Compile every line that includes the word "rukou".

Collection entries:
____
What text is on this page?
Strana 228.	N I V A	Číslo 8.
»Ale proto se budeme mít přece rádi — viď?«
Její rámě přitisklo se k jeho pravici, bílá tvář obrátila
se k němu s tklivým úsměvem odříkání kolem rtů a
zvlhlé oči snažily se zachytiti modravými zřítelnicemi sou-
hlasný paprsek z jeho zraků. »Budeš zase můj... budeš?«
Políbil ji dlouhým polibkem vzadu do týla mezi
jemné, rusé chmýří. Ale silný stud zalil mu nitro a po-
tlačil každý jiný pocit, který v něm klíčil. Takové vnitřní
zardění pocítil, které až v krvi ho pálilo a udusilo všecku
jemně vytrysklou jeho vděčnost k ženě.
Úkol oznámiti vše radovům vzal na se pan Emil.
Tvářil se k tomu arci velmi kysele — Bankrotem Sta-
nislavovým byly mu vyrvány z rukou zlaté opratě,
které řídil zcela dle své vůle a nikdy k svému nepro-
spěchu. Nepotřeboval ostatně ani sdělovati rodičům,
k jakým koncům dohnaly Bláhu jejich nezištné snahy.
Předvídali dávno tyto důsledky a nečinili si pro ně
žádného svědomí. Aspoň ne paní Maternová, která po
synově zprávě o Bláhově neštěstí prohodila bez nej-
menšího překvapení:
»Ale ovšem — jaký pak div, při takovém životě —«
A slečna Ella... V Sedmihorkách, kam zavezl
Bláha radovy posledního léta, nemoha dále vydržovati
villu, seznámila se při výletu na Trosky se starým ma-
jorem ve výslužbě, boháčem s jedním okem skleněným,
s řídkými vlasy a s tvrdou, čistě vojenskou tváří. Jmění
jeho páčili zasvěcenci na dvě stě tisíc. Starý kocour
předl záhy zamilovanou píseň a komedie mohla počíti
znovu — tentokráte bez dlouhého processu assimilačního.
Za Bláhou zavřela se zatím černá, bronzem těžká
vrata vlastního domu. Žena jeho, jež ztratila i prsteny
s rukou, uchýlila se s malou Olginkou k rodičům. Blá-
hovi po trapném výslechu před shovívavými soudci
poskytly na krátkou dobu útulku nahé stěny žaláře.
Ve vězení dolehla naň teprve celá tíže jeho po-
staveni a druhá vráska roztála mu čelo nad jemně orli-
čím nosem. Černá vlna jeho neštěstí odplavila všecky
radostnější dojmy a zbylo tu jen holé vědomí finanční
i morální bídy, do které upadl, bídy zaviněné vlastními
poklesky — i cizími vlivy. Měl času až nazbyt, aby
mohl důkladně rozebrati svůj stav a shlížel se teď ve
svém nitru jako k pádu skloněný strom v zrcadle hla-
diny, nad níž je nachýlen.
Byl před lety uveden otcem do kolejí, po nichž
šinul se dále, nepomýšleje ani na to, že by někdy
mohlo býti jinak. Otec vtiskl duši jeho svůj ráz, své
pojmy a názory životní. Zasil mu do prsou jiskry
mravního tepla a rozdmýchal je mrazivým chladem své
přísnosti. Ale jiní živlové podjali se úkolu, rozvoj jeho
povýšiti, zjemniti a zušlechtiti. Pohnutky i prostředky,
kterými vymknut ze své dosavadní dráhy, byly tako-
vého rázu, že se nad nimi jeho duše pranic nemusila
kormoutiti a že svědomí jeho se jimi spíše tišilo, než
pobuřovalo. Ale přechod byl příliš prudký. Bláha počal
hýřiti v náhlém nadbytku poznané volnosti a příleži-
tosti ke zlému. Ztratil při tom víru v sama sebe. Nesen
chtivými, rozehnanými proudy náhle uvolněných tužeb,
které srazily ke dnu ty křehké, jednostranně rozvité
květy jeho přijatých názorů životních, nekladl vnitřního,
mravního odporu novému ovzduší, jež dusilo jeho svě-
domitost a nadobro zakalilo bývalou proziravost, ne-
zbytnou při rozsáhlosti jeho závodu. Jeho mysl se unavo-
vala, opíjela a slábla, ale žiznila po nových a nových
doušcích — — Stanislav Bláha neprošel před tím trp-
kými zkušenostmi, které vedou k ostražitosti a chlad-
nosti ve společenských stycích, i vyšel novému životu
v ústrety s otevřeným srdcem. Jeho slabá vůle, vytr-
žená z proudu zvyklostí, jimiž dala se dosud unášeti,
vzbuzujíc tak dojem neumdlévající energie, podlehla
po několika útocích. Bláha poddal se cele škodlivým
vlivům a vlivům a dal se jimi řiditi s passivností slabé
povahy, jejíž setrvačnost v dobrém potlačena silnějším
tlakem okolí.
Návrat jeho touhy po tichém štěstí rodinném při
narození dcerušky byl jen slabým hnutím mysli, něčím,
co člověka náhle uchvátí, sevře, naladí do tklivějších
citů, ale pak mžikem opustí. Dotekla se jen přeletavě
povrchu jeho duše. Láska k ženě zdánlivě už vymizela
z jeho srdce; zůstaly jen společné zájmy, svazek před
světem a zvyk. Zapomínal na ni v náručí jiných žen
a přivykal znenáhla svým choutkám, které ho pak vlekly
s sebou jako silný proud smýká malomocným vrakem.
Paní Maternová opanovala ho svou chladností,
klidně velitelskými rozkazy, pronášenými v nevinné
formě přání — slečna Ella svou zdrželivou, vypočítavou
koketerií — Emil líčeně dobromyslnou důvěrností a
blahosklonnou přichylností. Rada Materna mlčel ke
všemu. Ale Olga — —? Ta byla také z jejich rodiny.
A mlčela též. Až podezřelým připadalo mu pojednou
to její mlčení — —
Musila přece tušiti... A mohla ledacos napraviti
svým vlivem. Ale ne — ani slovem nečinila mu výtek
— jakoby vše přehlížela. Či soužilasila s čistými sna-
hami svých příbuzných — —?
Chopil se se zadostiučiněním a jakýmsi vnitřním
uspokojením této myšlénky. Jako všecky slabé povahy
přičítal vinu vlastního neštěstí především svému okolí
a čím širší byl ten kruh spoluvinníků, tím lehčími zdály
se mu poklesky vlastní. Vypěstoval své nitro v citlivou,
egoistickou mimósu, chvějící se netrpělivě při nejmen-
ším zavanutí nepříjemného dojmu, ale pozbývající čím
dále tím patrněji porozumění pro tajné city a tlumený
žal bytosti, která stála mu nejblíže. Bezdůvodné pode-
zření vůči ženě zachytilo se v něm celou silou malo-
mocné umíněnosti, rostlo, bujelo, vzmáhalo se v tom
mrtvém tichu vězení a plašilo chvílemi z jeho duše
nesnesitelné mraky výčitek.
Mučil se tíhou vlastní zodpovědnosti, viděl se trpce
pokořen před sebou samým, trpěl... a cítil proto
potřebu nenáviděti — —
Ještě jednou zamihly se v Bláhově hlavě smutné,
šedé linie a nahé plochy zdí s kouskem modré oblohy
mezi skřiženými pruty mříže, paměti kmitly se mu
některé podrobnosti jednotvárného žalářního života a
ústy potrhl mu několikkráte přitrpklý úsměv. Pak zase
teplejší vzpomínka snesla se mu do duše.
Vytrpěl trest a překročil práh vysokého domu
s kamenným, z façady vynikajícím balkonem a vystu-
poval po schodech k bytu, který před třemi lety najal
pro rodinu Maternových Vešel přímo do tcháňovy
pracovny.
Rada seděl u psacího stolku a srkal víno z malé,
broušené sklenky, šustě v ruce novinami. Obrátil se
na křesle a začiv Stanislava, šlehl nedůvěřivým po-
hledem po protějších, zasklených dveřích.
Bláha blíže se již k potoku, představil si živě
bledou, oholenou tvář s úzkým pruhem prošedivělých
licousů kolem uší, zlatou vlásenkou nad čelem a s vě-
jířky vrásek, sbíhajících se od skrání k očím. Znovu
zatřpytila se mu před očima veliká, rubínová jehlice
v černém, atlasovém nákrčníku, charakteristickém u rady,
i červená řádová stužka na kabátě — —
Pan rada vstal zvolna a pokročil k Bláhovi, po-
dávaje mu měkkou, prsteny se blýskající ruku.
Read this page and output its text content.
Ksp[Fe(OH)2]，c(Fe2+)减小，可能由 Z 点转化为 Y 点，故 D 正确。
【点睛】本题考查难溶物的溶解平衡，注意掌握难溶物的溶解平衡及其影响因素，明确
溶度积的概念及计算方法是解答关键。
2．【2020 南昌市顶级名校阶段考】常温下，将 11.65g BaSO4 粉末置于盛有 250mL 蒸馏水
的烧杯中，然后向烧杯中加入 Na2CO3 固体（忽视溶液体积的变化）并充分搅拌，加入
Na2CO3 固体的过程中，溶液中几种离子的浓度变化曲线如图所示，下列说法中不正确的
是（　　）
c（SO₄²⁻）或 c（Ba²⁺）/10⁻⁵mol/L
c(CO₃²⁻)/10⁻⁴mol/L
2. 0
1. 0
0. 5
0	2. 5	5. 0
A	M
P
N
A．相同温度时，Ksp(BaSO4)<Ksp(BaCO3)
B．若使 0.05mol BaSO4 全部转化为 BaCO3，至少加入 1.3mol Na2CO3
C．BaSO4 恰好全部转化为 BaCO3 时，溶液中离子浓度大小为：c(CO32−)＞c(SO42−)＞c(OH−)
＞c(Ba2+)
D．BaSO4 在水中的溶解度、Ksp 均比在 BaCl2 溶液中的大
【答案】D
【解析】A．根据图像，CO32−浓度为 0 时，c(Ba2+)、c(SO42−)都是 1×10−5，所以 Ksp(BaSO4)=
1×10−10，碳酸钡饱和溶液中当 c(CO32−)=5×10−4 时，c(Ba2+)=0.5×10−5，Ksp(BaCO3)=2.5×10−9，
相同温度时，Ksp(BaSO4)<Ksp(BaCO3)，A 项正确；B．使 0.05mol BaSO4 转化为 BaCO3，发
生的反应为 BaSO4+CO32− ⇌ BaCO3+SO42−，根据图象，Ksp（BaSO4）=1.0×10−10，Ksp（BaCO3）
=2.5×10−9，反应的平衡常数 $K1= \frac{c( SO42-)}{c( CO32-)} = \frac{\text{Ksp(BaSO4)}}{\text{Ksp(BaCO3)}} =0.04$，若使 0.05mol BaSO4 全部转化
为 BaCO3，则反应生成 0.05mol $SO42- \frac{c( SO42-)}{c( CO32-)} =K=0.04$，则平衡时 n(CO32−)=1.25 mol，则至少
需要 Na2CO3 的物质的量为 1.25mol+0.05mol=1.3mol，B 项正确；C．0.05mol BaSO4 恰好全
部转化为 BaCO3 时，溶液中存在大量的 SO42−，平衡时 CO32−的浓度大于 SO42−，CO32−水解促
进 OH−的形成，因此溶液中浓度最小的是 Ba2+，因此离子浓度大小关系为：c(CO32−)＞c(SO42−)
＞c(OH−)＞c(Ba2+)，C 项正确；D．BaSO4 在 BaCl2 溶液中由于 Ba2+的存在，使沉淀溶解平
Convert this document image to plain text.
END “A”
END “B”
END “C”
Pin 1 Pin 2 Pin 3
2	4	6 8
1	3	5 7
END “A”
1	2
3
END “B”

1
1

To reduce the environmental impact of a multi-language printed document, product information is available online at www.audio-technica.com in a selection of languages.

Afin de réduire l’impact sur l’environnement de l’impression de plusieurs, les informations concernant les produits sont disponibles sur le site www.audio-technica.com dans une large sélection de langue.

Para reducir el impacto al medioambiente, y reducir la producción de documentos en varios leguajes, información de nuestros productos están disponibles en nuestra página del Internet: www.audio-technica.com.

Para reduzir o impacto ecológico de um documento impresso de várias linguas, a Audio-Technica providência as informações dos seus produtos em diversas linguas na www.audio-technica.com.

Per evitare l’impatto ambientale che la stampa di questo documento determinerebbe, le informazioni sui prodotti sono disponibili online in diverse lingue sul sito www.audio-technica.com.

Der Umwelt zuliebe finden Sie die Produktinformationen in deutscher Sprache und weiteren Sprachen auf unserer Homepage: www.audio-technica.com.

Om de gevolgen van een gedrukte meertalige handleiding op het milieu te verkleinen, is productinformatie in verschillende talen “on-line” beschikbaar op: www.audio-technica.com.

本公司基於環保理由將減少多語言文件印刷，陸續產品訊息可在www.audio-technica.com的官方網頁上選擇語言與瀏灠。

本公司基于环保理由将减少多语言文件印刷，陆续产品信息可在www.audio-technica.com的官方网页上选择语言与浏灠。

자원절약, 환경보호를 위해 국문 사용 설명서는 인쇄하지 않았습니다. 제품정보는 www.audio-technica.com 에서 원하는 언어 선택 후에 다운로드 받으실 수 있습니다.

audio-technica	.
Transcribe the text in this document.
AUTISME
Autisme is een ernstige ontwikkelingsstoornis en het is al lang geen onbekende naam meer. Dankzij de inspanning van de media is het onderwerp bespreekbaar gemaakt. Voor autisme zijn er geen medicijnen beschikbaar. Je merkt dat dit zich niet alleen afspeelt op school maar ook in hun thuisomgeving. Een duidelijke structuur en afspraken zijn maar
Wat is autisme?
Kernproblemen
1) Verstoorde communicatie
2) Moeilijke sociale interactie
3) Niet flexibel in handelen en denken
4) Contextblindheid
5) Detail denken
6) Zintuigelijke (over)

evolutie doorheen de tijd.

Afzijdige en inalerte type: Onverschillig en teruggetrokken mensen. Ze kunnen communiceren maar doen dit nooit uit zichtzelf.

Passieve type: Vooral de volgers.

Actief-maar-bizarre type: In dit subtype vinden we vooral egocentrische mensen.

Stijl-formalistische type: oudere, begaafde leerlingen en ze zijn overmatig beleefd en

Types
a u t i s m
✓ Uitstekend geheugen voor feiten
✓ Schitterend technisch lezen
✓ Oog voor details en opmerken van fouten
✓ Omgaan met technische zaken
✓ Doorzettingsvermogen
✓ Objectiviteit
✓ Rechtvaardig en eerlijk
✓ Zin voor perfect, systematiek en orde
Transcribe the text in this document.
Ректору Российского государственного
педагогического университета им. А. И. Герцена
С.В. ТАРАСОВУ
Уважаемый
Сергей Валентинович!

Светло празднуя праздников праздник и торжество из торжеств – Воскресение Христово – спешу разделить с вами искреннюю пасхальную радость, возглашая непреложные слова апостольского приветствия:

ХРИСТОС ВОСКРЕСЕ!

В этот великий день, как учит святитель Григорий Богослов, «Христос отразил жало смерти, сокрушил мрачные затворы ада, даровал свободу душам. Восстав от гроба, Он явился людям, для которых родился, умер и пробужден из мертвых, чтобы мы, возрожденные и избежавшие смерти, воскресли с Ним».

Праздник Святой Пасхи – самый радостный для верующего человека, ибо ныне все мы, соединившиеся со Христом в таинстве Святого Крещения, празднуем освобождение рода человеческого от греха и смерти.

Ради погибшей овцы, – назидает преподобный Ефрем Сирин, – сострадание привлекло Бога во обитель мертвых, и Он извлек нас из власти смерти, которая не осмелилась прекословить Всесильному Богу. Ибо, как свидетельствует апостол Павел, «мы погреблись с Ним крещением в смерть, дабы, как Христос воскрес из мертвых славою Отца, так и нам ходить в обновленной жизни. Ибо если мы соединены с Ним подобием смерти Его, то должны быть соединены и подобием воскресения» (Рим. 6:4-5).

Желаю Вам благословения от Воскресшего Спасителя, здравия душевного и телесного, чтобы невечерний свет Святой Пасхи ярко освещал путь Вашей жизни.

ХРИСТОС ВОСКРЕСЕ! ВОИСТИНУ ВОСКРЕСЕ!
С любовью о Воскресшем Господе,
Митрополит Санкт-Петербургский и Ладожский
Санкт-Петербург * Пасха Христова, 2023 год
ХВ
____
- Correct output
nislavovým byly mu vyrvány z rukou zlaté opratě,
s rukou, uchýlila se s malou Olginkou k rodičům. Blá-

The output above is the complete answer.